DATA LISTING =>
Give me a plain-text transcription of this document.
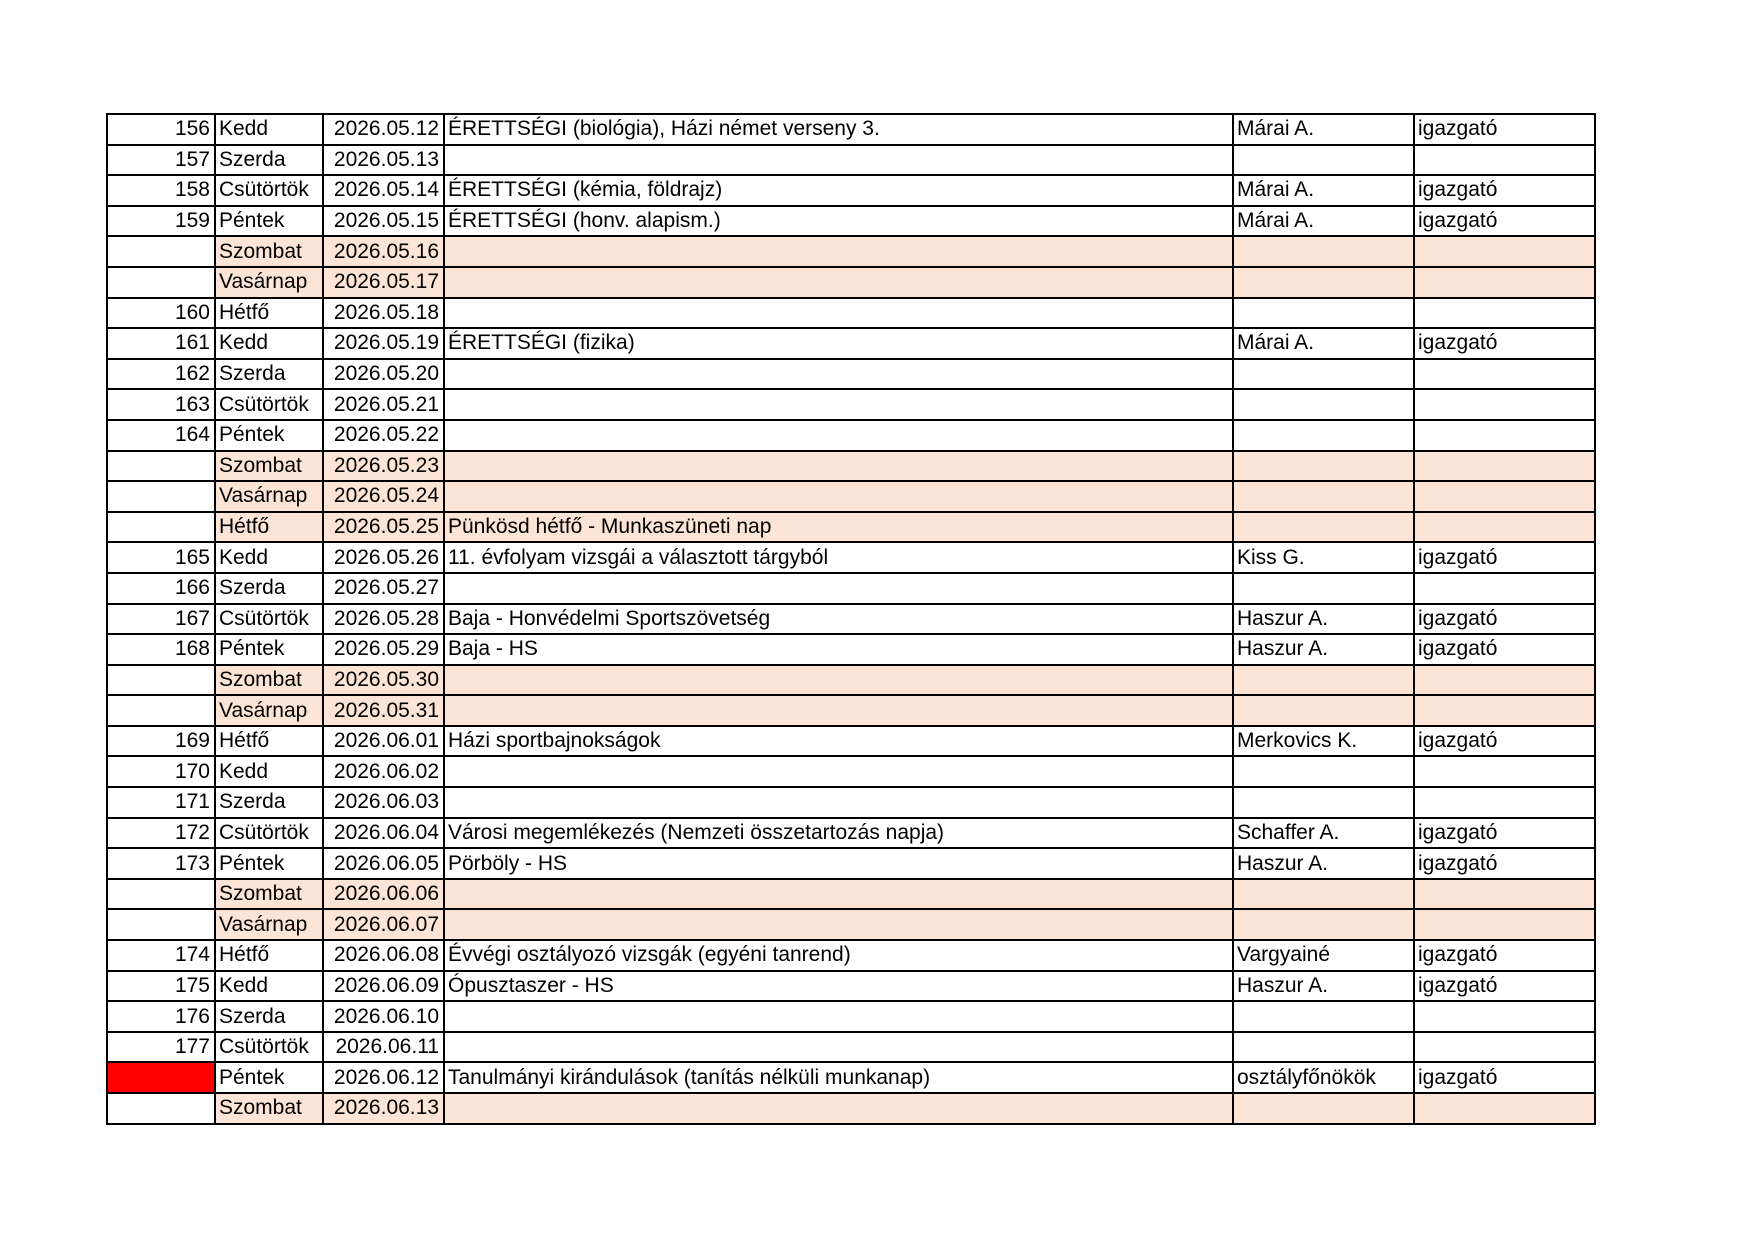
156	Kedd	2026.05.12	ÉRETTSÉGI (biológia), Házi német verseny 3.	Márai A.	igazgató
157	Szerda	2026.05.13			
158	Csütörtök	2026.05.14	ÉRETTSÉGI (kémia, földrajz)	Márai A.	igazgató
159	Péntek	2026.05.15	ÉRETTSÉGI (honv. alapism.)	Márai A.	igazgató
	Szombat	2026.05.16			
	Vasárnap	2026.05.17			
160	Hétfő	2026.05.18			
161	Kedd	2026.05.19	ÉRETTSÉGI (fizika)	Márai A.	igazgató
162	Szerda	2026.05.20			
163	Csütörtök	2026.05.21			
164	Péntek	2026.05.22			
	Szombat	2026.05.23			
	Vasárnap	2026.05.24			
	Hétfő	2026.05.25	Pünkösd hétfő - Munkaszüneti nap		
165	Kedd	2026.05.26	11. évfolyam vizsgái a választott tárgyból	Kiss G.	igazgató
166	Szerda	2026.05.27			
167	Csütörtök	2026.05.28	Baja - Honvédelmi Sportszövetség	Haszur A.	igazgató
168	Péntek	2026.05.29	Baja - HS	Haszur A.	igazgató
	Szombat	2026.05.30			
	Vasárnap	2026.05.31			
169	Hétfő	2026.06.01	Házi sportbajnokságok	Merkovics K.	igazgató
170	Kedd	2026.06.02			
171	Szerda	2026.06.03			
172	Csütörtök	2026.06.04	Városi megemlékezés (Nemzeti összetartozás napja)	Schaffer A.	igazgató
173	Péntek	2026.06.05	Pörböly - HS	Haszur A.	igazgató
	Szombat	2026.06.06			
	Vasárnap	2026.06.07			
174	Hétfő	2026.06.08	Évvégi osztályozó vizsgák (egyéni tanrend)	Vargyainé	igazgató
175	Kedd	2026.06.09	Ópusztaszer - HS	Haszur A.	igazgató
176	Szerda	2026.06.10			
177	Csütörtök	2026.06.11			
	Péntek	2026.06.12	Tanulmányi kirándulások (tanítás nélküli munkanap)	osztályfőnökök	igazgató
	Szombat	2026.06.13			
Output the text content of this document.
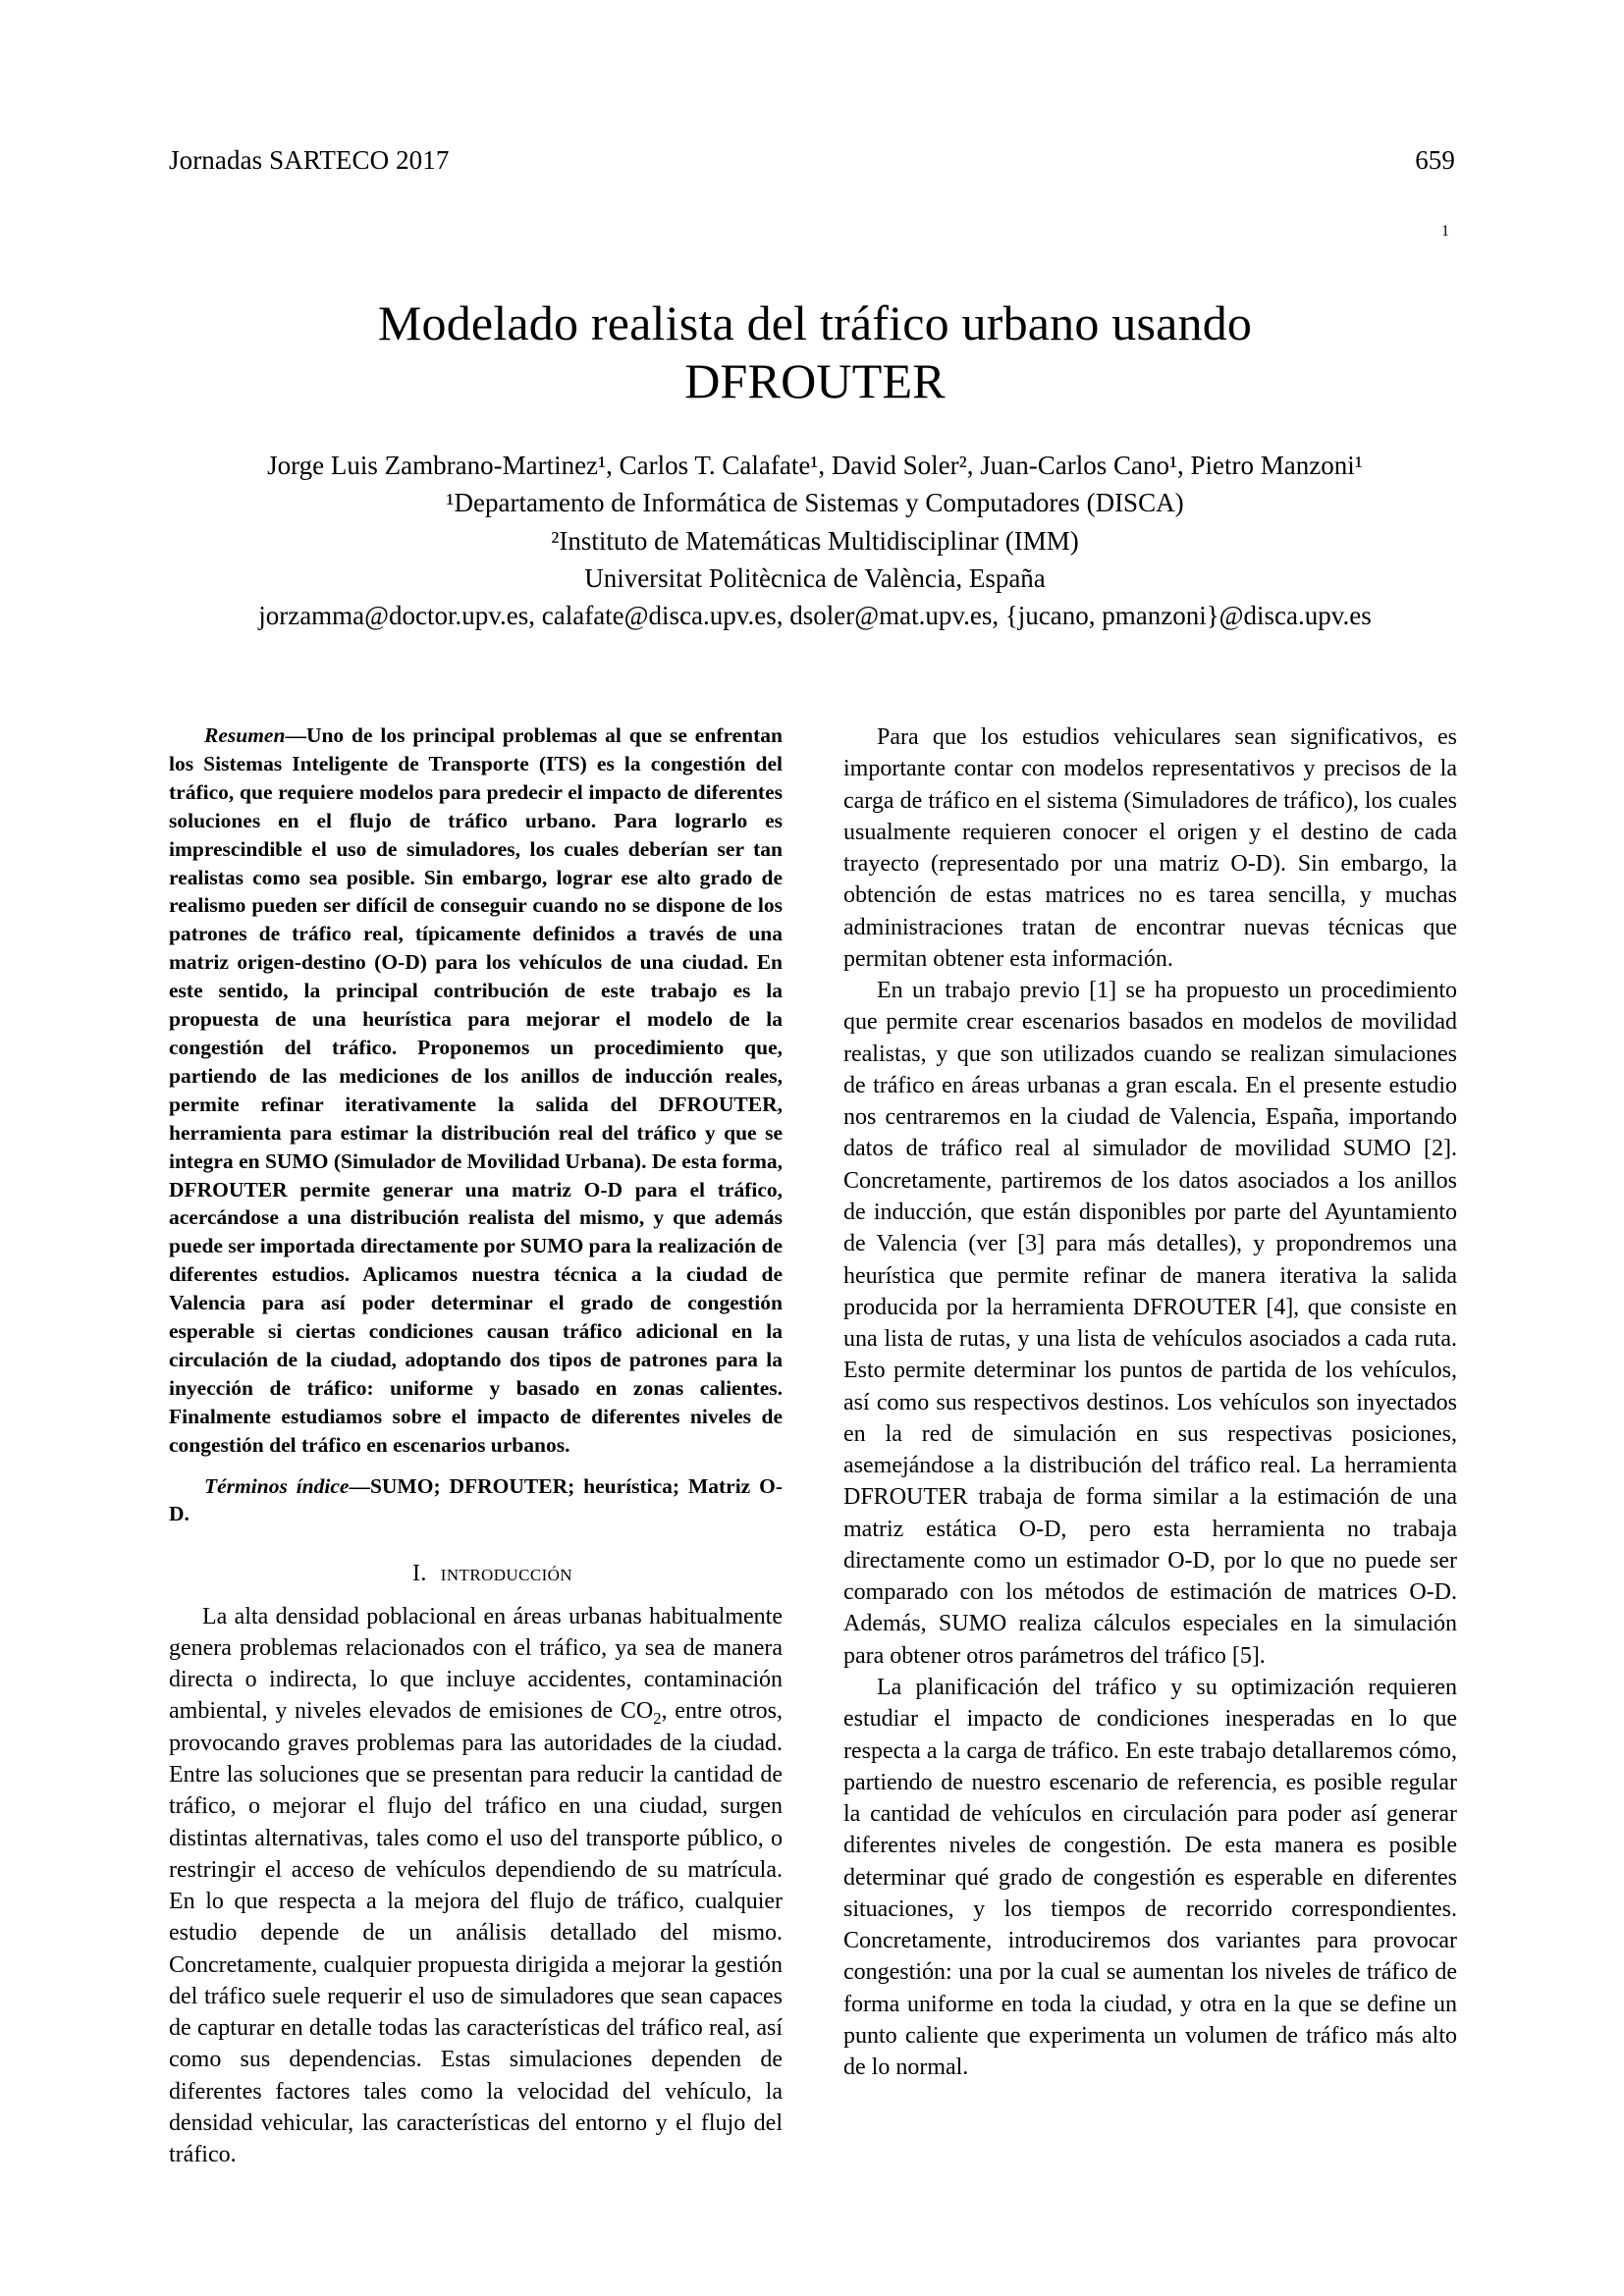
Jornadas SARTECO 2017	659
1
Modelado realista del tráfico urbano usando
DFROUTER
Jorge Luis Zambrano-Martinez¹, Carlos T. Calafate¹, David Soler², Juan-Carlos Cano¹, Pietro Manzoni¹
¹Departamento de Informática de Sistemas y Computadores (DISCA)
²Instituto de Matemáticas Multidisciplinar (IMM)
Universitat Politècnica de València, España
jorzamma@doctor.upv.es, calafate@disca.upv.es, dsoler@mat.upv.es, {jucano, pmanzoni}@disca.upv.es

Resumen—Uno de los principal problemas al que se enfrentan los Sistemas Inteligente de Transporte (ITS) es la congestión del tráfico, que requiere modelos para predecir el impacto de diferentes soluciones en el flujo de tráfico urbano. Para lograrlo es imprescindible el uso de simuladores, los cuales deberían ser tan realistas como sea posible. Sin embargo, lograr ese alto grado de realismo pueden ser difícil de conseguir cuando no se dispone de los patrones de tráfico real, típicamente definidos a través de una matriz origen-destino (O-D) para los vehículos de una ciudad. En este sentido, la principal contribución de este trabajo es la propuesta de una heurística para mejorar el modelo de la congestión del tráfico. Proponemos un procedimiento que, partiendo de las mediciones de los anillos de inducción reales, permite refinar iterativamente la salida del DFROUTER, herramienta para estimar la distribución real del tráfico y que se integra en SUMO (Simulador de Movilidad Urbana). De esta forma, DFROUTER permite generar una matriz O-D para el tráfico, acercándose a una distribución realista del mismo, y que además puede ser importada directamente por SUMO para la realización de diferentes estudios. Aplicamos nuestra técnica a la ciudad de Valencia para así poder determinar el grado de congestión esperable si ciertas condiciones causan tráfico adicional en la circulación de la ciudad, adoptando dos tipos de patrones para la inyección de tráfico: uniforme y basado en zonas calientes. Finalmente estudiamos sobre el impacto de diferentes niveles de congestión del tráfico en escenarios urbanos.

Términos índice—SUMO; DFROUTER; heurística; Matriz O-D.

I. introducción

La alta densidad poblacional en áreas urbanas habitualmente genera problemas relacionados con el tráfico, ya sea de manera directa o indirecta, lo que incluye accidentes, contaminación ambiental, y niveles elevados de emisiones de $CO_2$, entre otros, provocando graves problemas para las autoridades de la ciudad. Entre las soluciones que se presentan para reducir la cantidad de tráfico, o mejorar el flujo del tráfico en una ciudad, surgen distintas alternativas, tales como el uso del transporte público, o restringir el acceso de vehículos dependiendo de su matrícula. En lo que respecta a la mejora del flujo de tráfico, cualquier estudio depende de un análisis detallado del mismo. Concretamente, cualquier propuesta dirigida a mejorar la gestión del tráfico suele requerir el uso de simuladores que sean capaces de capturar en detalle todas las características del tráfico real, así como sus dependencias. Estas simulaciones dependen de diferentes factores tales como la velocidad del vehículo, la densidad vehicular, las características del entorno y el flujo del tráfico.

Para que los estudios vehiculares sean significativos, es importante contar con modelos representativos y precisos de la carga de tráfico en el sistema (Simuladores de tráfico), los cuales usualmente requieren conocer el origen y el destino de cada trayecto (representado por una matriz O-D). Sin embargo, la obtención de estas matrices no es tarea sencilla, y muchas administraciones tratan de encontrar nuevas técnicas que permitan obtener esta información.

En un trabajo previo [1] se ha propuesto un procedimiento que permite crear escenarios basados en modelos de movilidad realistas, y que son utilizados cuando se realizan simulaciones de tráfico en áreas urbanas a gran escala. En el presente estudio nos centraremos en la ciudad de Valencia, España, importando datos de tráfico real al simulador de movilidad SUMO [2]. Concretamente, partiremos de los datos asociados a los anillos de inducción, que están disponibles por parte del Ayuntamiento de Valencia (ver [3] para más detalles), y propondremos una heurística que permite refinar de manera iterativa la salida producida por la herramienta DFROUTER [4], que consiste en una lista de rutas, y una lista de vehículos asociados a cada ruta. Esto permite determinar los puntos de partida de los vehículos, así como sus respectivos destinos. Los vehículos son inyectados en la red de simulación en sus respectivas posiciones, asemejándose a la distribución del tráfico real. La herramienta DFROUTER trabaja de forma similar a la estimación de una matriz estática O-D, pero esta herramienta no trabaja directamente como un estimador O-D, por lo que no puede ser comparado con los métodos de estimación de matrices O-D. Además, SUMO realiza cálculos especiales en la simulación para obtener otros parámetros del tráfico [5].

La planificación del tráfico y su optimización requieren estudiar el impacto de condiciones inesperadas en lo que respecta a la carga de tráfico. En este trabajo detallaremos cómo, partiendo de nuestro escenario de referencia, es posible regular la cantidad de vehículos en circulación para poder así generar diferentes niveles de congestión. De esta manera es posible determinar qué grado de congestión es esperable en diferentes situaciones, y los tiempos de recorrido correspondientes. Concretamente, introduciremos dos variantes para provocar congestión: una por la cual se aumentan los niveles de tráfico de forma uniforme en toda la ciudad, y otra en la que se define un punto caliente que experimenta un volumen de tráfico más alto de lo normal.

WRITTEN TASK => State how many lines of the listing hold the string "Házi"; reply with the number and nothing else.

RESULT => 2